> PROMPT
Only a number is required: how many lines of the material contain the word "신용등급별"?

> PROVIDED ENTRIES
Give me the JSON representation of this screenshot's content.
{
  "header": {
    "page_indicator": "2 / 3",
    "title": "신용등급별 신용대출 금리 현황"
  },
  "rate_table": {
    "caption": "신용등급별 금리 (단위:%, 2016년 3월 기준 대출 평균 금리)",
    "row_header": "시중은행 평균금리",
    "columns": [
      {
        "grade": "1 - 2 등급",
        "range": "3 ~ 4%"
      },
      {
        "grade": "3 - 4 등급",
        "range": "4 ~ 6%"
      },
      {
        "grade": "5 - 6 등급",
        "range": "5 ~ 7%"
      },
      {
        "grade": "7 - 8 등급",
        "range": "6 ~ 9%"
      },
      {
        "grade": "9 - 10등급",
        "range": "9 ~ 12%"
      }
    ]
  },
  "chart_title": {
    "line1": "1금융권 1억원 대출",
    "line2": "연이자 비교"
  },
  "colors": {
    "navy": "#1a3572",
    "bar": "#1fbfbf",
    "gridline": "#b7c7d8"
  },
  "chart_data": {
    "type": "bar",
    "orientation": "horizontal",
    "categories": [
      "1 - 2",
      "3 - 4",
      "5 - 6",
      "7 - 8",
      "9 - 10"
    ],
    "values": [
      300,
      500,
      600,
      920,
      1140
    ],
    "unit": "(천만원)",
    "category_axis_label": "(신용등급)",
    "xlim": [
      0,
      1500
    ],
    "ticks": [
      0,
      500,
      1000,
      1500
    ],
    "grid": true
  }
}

> CORRECT ANSWER
2